Each entry below should be written out exactly as it is, with no pictures.

[Collected data entries]:
---
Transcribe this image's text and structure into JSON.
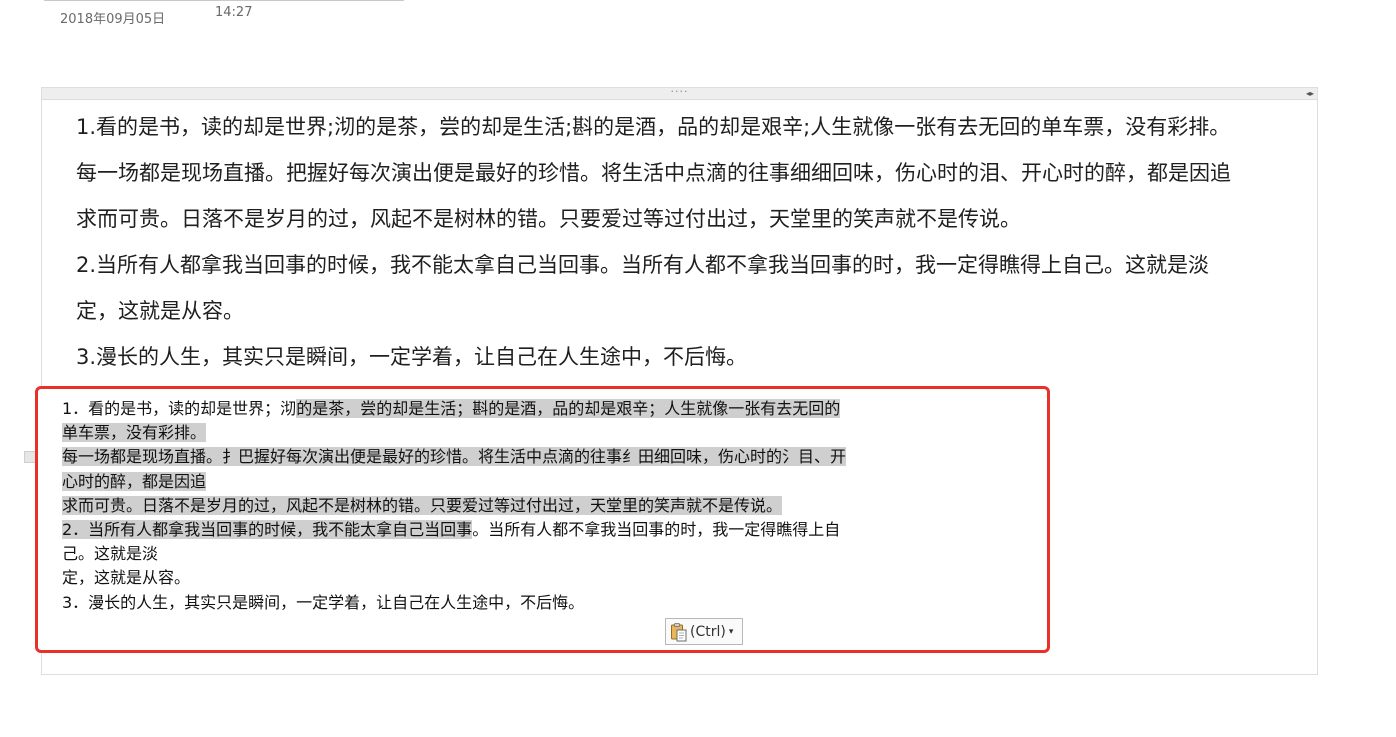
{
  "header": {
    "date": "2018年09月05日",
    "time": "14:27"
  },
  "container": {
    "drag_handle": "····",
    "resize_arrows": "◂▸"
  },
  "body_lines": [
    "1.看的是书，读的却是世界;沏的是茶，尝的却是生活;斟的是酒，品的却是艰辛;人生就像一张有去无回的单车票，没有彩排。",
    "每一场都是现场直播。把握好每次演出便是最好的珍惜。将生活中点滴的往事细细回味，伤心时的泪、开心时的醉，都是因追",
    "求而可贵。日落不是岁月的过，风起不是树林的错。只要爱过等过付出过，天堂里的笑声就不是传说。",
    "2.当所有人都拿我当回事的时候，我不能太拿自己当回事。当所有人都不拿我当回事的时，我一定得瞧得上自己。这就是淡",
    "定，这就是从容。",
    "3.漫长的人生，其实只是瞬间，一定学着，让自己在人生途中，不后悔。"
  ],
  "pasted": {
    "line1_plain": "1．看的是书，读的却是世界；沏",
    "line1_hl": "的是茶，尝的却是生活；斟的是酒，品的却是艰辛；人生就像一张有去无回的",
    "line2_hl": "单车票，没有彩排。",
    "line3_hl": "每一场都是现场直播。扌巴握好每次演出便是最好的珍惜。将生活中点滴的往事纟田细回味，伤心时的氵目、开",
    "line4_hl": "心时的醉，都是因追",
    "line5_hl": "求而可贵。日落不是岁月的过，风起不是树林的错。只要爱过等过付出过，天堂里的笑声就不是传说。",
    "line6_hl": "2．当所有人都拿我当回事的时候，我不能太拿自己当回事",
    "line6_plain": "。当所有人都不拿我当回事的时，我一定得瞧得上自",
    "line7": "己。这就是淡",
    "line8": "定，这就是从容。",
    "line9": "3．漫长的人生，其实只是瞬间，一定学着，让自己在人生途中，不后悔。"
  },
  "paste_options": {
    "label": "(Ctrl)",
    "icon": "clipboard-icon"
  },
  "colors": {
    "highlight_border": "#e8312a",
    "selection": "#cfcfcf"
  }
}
---
[Exercise answer]:
Transcribe this image's text and structure into JSON.
{
  "header": {
    "date": "2018年09月05日",
    "time": "14:27"
  },
  "container": {
    "drag_handle": "····",
    "resize_arrows": "◂▸"
  },
  "body_lines": [
    "1.看的是书，读的却是世界;沏的是茶，尝的却是生活;斟的是酒，品的却是艰辛;人生就像一张有去无回的单车票，没有彩排。",
    "每一场都是现场直播。把握好每次演出便是最好的珍惜。将生活中点滴的往事细细回味，伤心时的泪、开心时的醉，都是因追",
    "求而可贵。日落不是岁月的过，风起不是树林的错。只要爱过等过付出过，天堂里的笑声就不是传说。",
    "2.当所有人都拿我当回事的时候，我不能太拿自己当回事。当所有人都不拿我当回事的时，我一定得瞧得上自己。这就是淡",
    "定，这就是从容。",
    "3.漫长的人生，其实只是瞬间，一定学着，让自己在人生途中，不后悔。"
  ],
  "pasted": {
    "line1_plain": "1．看的是书，读的却是世界；沏",
    "line1_hl": "的是茶，尝的却是生活；斟的是酒，品的却是艰辛；人生就像一张有去无回的",
    "line2_hl": "单车票，没有彩排。",
    "line3_hl": "每一场都是现场直播。扌巴握好每次演出便是最好的珍惜。将生活中点滴的往事纟田细回味，伤心时的氵目、开",
    "line4_hl": "心时的醉，都是因追",
    "line5_hl": "求而可贵。日落不是岁月的过，风起不是树林的错。只要爱过等过付出过，天堂里的笑声就不是传说。",
    "line6_hl": "2．当所有人都拿我当回事的时候，我不能太拿自己当回事",
    "line6_plain": "。当所有人都不拿我当回事的时，我一定得瞧得上自",
    "line7": "己。这就是淡",
    "line8": "定，这就是从容。",
    "line9": "3．漫长的人生，其实只是瞬间，一定学着，让自己在人生途中，不后悔。"
  },
  "paste_options": {
    "label": "(Ctrl)",
    "icon": "clipboard-icon"
  },
  "colors": {
    "highlight_border": "#e8312a",
    "selection": "#cfcfcf"
  }
}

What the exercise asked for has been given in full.